▶ _EXERCISE DETAILS_
Extract each line of the data below exactly as written.
◇ ◇ ◇ ◇ ◇ ◇ ◇
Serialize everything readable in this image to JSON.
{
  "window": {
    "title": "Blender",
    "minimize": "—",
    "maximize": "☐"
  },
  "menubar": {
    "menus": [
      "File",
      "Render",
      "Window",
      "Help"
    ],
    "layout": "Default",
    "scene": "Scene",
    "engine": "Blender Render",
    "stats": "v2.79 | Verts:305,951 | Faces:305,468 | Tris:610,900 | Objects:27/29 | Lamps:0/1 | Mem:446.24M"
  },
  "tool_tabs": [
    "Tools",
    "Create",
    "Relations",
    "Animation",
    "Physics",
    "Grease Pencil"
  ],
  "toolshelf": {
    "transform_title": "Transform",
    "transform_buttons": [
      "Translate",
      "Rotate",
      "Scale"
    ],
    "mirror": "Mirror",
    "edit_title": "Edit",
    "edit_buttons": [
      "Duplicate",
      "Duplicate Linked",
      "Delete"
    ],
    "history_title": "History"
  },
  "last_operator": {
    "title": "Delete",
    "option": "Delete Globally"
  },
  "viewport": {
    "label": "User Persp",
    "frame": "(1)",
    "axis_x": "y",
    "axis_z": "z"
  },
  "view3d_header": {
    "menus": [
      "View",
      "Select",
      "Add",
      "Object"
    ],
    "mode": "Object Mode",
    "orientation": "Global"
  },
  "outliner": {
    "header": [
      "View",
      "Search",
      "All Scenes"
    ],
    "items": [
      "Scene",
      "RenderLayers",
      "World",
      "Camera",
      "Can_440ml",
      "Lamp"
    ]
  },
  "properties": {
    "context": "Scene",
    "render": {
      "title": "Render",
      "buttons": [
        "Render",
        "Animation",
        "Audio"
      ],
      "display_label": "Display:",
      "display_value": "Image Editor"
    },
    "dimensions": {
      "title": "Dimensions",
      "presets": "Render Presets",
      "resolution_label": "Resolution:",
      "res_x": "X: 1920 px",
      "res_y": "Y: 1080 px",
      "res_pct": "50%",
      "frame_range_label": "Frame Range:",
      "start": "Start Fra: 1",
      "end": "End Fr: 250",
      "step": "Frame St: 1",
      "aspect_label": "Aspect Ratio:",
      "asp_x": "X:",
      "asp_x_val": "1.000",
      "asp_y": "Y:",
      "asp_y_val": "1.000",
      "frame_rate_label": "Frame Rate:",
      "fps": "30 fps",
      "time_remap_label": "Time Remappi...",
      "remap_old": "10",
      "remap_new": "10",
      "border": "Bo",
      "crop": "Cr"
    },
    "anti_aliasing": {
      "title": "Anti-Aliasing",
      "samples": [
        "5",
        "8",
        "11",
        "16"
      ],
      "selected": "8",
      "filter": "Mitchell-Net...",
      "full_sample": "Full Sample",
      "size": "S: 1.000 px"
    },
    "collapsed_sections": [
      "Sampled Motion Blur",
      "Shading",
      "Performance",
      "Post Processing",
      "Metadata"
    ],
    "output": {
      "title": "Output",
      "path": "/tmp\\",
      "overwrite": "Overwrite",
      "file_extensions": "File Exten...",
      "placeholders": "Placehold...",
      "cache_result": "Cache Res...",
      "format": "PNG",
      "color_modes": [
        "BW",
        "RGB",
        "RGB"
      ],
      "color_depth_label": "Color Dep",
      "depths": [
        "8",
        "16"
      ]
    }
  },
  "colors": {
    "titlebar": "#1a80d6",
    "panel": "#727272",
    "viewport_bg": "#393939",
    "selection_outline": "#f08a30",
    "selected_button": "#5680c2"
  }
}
◇ ◇ ◇ ◇ ◇ ◇ ◇
▶ _SOLUTION_
Serialize everything readable in this image to JSON.
{
  "window": {
    "title": "Blender",
    "minimize": "—",
    "maximize": "☐"
  },
  "menubar": {
    "menus": [
      "File",
      "Render",
      "Window",
      "Help"
    ],
    "layout": "Default",
    "scene": "Scene",
    "engine": "Blender Render",
    "stats": "v2.79 | Verts:305,951 | Faces:305,468 | Tris:610,900 | Objects:27/29 | Lamps:0/1 | Mem:446.24M"
  },
  "tool_tabs": [
    "Tools",
    "Create",
    "Relations",
    "Animation",
    "Physics",
    "Grease Pencil"
  ],
  "toolshelf": {
    "transform_title": "Transform",
    "transform_buttons": [
      "Translate",
      "Rotate",
      "Scale"
    ],
    "mirror": "Mirror",
    "edit_title": "Edit",
    "edit_buttons": [
      "Duplicate",
      "Duplicate Linked",
      "Delete"
    ],
    "history_title": "History"
  },
  "last_operator": {
    "title": "Delete",
    "option": "Delete Globally"
  },
  "viewport": {
    "label": "User Persp",
    "frame": "(1)",
    "axis_x": "y",
    "axis_z": "z"
  },
  "view3d_header": {
    "menus": [
      "View",
      "Select",
      "Add",
      "Object"
    ],
    "mode": "Object Mode",
    "orientation": "Global"
  },
  "outliner": {
    "header": [
      "View",
      "Search",
      "All Scenes"
    ],
    "items": [
      "Scene",
      "RenderLayers",
      "World",
      "Camera",
      "Can_440ml",
      "Lamp"
    ]
  },
  "properties": {
    "context": "Scene",
    "render": {
      "title": "Render",
      "buttons": [
        "Render",
        "Animation",
        "Audio"
      ],
      "display_label": "Display:",
      "display_value": "Image Editor"
    },
    "dimensions": {
      "title": "Dimensions",
      "presets": "Render Presets",
      "resolution_label": "Resolution:",
      "res_x": "X: 1920 px",
      "res_y": "Y: 1080 px",
      "res_pct": "50%",
      "frame_range_label": "Frame Range:",
      "start": "Start Fra: 1",
      "end": "End Fr: 250",
      "step": "Frame St: 1",
      "aspect_label": "Aspect Ratio:",
      "asp_x": "X:",
      "asp_x_val": "1.000",
      "asp_y": "Y:",
      "asp_y_val": "1.000",
      "frame_rate_label": "Frame Rate:",
      "fps": "30 fps",
      "time_remap_label": "Time Remappi...",
      "remap_old": "10",
      "remap_new": "10",
      "border": "Bo",
      "crop": "Cr"
    },
    "anti_aliasing": {
      "title": "Anti-Aliasing",
      "samples": [
        "5",
        "8",
        "11",
        "16"
      ],
      "selected": "8",
      "filter": "Mitchell-Net...",
      "full_sample": "Full Sample",
      "size": "S: 1.000 px"
    },
    "collapsed_sections": [
      "Sampled Motion Blur",
      "Shading",
      "Performance",
      "Post Processing",
      "Metadata"
    ],
    "output": {
      "title": "Output",
      "path": "/tmp\\",
      "overwrite": "Overwrite",
      "file_extensions": "File Exten...",
      "placeholders": "Placehold...",
      "cache_result": "Cache Res...",
      "format": "PNG",
      "color_modes": [
        "BW",
        "RGB",
        "RGB"
      ],
      "color_depth_label": "Color Dep",
      "depths": [
        "8",
        "16"
      ]
    }
  },
  "colors": {
    "titlebar": "#1a80d6",
    "panel": "#727272",
    "viewport_bg": "#393939",
    "selection_outline": "#f08a30",
    "selected_button": "#5680c2"
  }
}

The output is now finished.